* [STUDY TEXT]:
In studying party platforms in presidential elections from 1992-2008, I found that presidents converted about 70 percent of their party's promises into policy. Yet, it's the broken promises that people often remember. Public cynicism is a real response to the gap between promises and performance. Promises have gotten larger and more extensive and from the point of view of the public, the achievements haven't been there. All of us running for president will travel around the country offering million plans and making grand speeches. All of us will trumpet those qualities we believe make us uniquely qualified to lead the country, but too many times, after the election is over, and the confetti is swept away, all those promises fade from memory, and the lobbyists and the special interests move in, and people turn away, disappointed as before, left to struggle on their own.

In many cases, however, politicians made promises in good faith but ran into insurmountable obstacles. The institutional setting is a big complication in fulfilling promises. You may have every intention of fulfilling a promise, but if the other party is present in parliament it will be very difficult for elected president to follow through on that. I would attribute some of the public's cynicism about political promises to the way that candidates portray themselves. They campaign as if they could themselves direct that change, when the best they can do is nudge and bargain and facilitate that change in parliament. Voters simultaneously want a president who is larger than life but has the common touch, someone who is a commanding force but flexible.

Voters also seem to want candidates who have integrity yet promise more than they can reasonably expect to deliver. Today, there are thousands of citizen-journalists all across the country that keeps track of what candidates say. If a presidential candidate doesn't keep his promises but the times are good, it's not going to matter. But if a presidential candidate keeps his promises but they don't work, it sure as hell will matter.

Document structure recognition listing
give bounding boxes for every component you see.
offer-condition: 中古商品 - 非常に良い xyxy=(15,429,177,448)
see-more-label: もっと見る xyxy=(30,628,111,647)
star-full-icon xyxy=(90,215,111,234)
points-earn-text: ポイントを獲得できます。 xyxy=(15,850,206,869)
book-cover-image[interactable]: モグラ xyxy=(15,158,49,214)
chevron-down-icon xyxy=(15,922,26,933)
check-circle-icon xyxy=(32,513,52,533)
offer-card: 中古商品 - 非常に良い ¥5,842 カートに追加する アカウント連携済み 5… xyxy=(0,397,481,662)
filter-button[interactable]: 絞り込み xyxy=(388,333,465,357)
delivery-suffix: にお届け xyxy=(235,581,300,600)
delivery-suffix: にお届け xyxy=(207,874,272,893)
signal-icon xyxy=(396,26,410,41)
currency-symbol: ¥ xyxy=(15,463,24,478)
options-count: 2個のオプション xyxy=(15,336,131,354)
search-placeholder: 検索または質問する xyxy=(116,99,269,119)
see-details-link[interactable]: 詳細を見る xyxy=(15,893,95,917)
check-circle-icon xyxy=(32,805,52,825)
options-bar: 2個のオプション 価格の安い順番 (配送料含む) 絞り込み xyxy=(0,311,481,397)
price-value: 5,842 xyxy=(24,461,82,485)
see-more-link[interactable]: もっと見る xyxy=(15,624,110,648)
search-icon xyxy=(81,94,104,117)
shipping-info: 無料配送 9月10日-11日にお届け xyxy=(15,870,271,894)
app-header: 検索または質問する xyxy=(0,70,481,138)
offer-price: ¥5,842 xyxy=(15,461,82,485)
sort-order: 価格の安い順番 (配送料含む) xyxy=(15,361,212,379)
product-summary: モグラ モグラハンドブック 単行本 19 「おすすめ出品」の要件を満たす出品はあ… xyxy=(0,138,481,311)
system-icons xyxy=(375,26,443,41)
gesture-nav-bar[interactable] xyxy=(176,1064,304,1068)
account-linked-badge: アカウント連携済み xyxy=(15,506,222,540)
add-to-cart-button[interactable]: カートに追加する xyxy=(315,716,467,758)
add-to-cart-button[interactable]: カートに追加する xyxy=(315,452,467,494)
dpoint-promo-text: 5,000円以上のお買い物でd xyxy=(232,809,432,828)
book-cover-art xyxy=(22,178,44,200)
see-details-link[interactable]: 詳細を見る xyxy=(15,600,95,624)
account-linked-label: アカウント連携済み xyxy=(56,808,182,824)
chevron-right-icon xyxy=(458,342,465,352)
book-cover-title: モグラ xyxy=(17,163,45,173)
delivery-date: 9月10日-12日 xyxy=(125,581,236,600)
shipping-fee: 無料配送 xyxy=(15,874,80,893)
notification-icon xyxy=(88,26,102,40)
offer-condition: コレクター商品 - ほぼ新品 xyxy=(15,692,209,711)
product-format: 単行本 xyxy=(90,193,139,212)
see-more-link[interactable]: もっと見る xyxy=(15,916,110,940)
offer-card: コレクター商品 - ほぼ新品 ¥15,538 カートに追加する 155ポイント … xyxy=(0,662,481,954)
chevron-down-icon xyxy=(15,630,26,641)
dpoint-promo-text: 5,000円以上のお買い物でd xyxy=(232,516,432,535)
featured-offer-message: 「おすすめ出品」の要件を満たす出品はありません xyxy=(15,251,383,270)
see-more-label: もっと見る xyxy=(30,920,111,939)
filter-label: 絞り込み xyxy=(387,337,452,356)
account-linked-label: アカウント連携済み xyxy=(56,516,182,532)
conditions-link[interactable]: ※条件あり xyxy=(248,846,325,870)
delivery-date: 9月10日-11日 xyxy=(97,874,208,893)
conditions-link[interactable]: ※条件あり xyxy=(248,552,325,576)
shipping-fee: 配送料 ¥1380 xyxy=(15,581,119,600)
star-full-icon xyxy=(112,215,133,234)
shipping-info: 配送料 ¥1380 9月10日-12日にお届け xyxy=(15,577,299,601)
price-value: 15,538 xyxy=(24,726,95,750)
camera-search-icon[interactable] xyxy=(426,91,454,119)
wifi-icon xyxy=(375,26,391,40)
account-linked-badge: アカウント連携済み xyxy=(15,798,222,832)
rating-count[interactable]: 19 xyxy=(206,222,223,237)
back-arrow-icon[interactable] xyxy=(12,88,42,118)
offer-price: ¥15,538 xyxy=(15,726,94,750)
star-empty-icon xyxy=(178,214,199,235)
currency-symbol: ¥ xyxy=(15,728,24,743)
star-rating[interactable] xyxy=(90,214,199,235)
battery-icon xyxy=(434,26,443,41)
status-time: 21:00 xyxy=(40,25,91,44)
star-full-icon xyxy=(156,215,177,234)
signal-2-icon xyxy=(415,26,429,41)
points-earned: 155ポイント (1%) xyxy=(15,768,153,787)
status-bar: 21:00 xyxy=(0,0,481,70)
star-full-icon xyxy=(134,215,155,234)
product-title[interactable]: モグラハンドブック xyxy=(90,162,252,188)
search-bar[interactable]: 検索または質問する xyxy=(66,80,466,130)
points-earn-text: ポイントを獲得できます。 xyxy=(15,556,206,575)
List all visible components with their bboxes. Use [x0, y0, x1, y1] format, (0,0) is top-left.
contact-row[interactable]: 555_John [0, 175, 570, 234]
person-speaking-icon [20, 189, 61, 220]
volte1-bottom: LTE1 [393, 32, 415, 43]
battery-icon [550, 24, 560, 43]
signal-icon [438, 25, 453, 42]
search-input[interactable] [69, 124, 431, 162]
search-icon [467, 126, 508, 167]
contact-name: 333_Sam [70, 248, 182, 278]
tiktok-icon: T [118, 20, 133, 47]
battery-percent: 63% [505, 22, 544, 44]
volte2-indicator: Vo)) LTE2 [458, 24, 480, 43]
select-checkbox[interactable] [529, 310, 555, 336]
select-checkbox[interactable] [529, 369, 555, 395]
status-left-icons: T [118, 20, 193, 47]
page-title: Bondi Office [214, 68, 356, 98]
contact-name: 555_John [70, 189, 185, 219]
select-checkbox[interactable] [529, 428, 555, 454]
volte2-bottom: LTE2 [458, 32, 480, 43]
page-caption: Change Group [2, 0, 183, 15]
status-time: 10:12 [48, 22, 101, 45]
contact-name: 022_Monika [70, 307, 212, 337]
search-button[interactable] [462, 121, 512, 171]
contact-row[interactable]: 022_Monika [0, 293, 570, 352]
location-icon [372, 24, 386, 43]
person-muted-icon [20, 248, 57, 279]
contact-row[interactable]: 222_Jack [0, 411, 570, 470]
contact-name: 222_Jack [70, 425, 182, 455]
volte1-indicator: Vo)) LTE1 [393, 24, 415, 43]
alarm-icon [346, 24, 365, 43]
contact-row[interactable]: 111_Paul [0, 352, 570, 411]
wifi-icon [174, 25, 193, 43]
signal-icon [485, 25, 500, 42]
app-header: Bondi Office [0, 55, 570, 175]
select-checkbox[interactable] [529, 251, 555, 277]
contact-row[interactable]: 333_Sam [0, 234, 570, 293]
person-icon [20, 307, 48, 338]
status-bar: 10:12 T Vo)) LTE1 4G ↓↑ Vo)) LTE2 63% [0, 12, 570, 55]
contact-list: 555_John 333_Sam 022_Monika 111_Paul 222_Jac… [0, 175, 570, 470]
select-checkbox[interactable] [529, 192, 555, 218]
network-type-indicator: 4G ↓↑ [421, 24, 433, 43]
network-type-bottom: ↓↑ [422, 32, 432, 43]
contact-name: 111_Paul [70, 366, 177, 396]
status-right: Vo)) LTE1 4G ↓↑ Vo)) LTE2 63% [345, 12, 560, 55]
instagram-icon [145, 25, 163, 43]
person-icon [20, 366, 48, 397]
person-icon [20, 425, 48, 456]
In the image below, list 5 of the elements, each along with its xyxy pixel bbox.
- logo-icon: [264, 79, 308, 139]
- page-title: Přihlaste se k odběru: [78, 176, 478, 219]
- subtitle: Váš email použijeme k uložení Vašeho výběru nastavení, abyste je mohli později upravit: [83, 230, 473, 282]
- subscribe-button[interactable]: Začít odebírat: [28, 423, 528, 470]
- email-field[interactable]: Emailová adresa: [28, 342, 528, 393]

* [TASK SET]:
1) In the passage on campaign promises, what share of their party's promises did presidents turn into policy, according to the study of party platforms from 1992-2008?
2) For each statement, state whether it agrees with the passage on campaign promises, and quote the words that decide it. (a) The institutional setting makes it harder to fulfill promises. (b) Voters want candidates who promise only what they can reasonably deliver. (c) Thousands of citizen-journalists track what candidates say.
This listing comes from a separate source and is unrelated to the passage on campaign promises.

* [RESULTS BY TASK]:
1) About 70 percent.

2)
(a) Yes: "The institutional setting is a big complication in fulfilling promises."
(b) No: "Voters also seem to want candidates who have integrity yet promise more than they can reasonably expect to deliver."
(c) Yes: "Today, there are thousands of citizen-journalists all across the country that keeps track of what candidates say."